What is asked:
Reproduce all entries precisely as they are written.

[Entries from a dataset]
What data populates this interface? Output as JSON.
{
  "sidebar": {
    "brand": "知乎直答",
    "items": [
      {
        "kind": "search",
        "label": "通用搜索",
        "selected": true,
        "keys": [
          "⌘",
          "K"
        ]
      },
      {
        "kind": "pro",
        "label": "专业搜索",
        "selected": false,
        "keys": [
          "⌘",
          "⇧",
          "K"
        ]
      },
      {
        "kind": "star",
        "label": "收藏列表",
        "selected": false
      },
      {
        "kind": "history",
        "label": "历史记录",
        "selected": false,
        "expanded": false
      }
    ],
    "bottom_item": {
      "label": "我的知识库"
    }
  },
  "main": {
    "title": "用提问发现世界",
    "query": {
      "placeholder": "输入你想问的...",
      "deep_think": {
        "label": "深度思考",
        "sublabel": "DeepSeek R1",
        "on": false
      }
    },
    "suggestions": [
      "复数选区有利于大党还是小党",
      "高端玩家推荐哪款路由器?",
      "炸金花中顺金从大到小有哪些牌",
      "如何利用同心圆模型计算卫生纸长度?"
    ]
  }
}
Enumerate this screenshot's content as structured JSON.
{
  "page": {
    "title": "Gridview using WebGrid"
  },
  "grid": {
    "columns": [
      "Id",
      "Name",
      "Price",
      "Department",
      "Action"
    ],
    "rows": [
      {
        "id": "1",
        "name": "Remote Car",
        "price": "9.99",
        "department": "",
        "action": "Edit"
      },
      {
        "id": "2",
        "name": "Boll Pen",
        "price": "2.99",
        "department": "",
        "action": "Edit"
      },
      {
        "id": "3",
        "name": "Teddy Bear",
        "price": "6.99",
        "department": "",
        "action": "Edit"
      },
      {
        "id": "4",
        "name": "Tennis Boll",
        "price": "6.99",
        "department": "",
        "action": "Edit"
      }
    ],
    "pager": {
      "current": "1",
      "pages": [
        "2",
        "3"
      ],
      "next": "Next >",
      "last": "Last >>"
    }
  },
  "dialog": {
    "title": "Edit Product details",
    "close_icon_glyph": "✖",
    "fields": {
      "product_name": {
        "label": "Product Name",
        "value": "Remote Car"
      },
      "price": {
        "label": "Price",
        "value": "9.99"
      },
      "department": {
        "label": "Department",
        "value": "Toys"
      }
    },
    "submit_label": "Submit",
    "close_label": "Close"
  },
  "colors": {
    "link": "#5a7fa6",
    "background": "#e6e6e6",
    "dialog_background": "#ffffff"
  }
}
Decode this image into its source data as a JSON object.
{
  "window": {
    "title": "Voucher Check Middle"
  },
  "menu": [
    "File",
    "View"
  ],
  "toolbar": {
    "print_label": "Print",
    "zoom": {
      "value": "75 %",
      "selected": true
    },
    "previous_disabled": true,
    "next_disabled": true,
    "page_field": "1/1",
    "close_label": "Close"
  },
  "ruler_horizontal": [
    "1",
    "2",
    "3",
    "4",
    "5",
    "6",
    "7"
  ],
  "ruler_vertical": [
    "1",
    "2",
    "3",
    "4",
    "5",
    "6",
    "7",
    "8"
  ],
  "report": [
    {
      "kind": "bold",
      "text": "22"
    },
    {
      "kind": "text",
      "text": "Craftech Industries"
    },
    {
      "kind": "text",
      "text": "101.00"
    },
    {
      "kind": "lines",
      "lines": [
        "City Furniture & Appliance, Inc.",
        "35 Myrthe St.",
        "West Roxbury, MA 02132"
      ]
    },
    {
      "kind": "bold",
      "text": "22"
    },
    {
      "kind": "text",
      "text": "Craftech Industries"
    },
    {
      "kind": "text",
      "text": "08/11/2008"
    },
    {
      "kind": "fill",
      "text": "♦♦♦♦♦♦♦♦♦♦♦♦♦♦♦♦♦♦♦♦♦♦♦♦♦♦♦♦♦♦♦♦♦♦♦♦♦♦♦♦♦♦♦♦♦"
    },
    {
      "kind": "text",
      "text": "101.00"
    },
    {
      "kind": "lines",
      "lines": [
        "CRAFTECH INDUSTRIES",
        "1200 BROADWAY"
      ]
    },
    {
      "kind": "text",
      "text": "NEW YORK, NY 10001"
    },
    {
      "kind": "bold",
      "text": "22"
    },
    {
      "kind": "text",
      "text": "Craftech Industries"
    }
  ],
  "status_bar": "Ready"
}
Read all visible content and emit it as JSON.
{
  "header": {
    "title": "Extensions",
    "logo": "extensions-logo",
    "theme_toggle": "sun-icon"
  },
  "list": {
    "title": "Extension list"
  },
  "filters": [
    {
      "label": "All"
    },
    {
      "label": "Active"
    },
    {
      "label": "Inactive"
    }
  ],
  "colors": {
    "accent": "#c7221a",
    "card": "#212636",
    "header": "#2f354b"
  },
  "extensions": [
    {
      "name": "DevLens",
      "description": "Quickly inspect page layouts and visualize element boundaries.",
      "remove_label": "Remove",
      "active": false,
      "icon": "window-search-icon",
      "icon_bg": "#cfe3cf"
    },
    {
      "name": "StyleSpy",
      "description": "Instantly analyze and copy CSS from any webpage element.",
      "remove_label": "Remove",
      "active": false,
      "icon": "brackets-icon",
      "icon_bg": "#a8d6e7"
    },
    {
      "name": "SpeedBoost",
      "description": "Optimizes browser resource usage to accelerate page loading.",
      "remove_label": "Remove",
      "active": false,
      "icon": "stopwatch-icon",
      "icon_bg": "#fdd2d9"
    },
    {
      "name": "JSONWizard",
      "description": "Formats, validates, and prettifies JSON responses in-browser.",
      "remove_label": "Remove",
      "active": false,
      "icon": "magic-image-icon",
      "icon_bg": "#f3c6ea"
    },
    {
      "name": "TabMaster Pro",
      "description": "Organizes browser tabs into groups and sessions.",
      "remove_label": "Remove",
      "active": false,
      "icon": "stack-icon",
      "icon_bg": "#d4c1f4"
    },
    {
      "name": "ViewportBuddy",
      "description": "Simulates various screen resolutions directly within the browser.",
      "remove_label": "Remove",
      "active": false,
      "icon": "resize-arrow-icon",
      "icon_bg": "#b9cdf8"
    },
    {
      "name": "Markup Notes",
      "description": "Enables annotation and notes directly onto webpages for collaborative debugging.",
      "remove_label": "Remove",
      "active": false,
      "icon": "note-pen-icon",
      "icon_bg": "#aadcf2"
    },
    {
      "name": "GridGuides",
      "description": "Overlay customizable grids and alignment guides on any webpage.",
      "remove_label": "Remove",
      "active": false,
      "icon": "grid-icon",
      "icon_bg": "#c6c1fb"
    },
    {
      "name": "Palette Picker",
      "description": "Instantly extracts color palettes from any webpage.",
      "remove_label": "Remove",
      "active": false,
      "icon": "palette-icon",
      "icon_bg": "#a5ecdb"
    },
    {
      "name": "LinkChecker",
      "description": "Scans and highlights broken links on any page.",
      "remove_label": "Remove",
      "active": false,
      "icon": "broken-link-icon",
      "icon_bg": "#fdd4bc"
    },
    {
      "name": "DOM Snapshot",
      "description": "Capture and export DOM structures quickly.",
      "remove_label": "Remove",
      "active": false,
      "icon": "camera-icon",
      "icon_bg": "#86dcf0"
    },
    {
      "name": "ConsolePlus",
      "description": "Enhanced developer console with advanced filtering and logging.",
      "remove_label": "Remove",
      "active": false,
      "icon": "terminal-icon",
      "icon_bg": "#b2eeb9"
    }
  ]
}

Task result:
What data populates this interface? Output as JSON.
{
  "sidebar": {
    "brand": "知乎直答",
    "items": [
      {
        "kind": "search",
        "label": "通用搜索",
        "selected": true,
        "keys": [
          "⌘",
          "K"
        ]
      },
      {
        "kind": "pro",
        "label": "专业搜索",
        "selected": false,
        "keys": [
          "⌘",
          "⇧",
          "K"
        ]
      },
      {
        "kind": "star",
        "label": "收藏列表",
        "selected": false
      },
      {
        "kind": "history",
        "label": "历史记录",
        "selected": false,
        "expanded": false
      }
    ],
    "bottom_item": {
      "label": "我的知识库"
    }
  },
  "main": {
    "title": "用提问发现世界",
    "query": {
      "placeholder": "输入你想问的...",
      "deep_think": {
        "label": "深度思考",
        "sublabel": "DeepSeek R1",
        "on": false
      }
    },
    "suggestions": [
      "复数选区有利于大党还是小党",
      "高端玩家推荐哪款路由器?",
      "炸金花中顺金从大到小有哪些牌",
      "如何利用同心圆模型计算卫生纸长度?"
    ]
  }
}
Enumerate this screenshot's content as structured JSON.
{
  "page": {
    "title": "Gridview using WebGrid"
  },
  "grid": {
    "columns": [
      "Id",
      "Name",
      "Price",
      "Department",
      "Action"
    ],
    "rows": [
      {
        "id": "1",
        "name": "Remote Car",
        "price": "9.99",
        "department": "",
        "action": "Edit"
      },
      {
        "id": "2",
        "name": "Boll Pen",
        "price": "2.99",
        "department": "",
        "action": "Edit"
      },
      {
        "id": "3",
        "name": "Teddy Bear",
        "price": "6.99",
        "department": "",
        "action": "Edit"
      },
      {
        "id": "4",
        "name": "Tennis Boll",
        "price": "6.99",
        "department": "",
        "action": "Edit"
      }
    ],
    "pager": {
      "current": "1",
      "pages": [
        "2",
        "3"
      ],
      "next": "Next >",
      "last": "Last >>"
    }
  },
  "dialog": {
    "title": "Edit Product details",
    "close_icon_glyph": "✖",
    "fields": {
      "product_name": {
        "label": "Product Name",
        "value": "Remote Car"
      },
      "price": {
        "label": "Price",
        "value": "9.99"
      },
      "department": {
        "label": "Department",
        "value": "Toys"
      }
    },
    "submit_label": "Submit",
    "close_label": "Close"
  },
  "colors": {
    "link": "#5a7fa6",
    "background": "#e6e6e6",
    "dialog_background": "#ffffff"
  }
}
Decode this image into its source data as a JSON object.
{
  "window": {
    "title": "Voucher Check Middle"
  },
  "menu": [
    "File",
    "View"
  ],
  "toolbar": {
    "print_label": "Print",
    "zoom": {
      "value": "75 %",
      "selected": true
    },
    "previous_disabled": true,
    "next_disabled": true,
    "page_field": "1/1",
    "close_label": "Close"
  },
  "ruler_horizontal": [
    "1",
    "2",
    "3",
    "4",
    "5",
    "6",
    "7"
  ],
  "ruler_vertical": [
    "1",
    "2",
    "3",
    "4",
    "5",
    "6",
    "7",
    "8"
  ],
  "report": [
    {
      "kind": "bold",
      "text": "22"
    },
    {
      "kind": "text",
      "text": "Craftech Industries"
    },
    {
      "kind": "text",
      "text": "101.00"
    },
    {
      "kind": "lines",
      "lines": [
        "City Furniture & Appliance, Inc.",
        "35 Myrthe St.",
        "West Roxbury, MA 02132"
      ]
    },
    {
      "kind": "bold",
      "text": "22"
    },
    {
      "kind": "text",
      "text": "Craftech Industries"
    },
    {
      "kind": "text",
      "text": "08/11/2008"
    },
    {
      "kind": "fill",
      "text": "♦♦♦♦♦♦♦♦♦♦♦♦♦♦♦♦♦♦♦♦♦♦♦♦♦♦♦♦♦♦♦♦♦♦♦♦♦♦♦♦♦♦♦♦♦"
    },
    {
      "kind": "text",
      "text": "101.00"
    },
    {
      "kind": "lines",
      "lines": [
        "CRAFTECH INDUSTRIES",
        "1200 BROADWAY"
      ]
    },
    {
      "kind": "text",
      "text": "NEW YORK, NY 10001"
    },
    {
      "kind": "bold",
      "text": "22"
    },
    {
      "kind": "text",
      "text": "Craftech Industries"
    }
  ],
  "status_bar": "Ready"
}
Read all visible content and emit it as JSON.
{
  "header": {
    "title": "Extensions",
    "logo": "extensions-logo",
    "theme_toggle": "sun-icon"
  },
  "list": {
    "title": "Extension list"
  },
  "filters": [
    {
      "label": "All"
    },
    {
      "label": "Active"
    },
    {
      "label": "Inactive"
    }
  ],
  "colors": {
    "accent": "#c7221a",
    "card": "#212636",
    "header": "#2f354b"
  },
  "extensions": [
    {
      "name": "DevLens",
      "description": "Quickly inspect page layouts and visualize element boundaries.",
      "remove_label": "Remove",
      "active": false,
      "icon": "window-search-icon",
      "icon_bg": "#cfe3cf"
    },
    {
      "name": "StyleSpy",
      "description": "Instantly analyze and copy CSS from any webpage element.",
      "remove_label": "Remove",
      "active": false,
      "icon": "brackets-icon",
      "icon_bg": "#a8d6e7"
    },
    {
      "name": "SpeedBoost",
      "description": "Optimizes browser resource usage to accelerate page loading.",
      "remove_label": "Remove",
      "active": false,
      "icon": "stopwatch-icon",
      "icon_bg": "#fdd2d9"
    },
    {
      "name": "JSONWizard",
      "description": "Formats, validates, and prettifies JSON responses in-browser.",
      "remove_label": "Remove",
      "active": false,
      "icon": "magic-image-icon",
      "icon_bg": "#f3c6ea"
    },
    {
      "name": "TabMaster Pro",
      "description": "Organizes browser tabs into groups and sessions.",
      "remove_label": "Remove",
      "active": false,
      "icon": "stack-icon",
      "icon_bg": "#d4c1f4"
    },
    {
      "name": "ViewportBuddy",
      "description": "Simulates various screen resolutions directly within the browser.",
      "remove_label": "Remove",
      "active": false,
      "icon": "resize-arrow-icon",
      "icon_bg": "#b9cdf8"
    },
    {
      "name": "Markup Notes",
      "description": "Enables annotation and notes directly onto webpages for collaborative debugging.",
      "remove_label": "Remove",
      "active": false,
      "icon": "note-pen-icon",
      "icon_bg": "#aadcf2"
    },
    {
      "name": "GridGuides",
      "description": "Overlay customizable grids and alignment guides on any webpage.",
      "remove_label": "Remove",
      "active": false,
      "icon": "grid-icon",
      "icon_bg": "#c6c1fb"
    },
    {
      "name": "Palette Picker",
      "description": "Instantly extracts color palettes from any webpage.",
      "remove_label": "Remove",
      "active": false,
      "icon": "palette-icon",
      "icon_bg": "#a5ecdb"
    },
    {
      "name": "LinkChecker",
      "description": "Scans and highlights broken links on any page.",
      "remove_label": "Remove",
      "active": false,
      "icon": "broken-link-icon",
      "icon_bg": "#fdd4bc"
    },
    {
      "name": "DOM Snapshot",
      "description": "Capture and export DOM structures quickly.",
      "remove_label": "Remove",
      "active": false,
      "icon": "camera-icon",
      "icon_bg": "#86dcf0"
    },
    {
      "name": "ConsolePlus",
      "description": "Enhanced developer console with advanced filtering and logging.",
      "remove_label": "Remove",
      "active": false,
      "icon": "terminal-icon",
      "icon_bg": "#b2eeb9"
    }
  ]
}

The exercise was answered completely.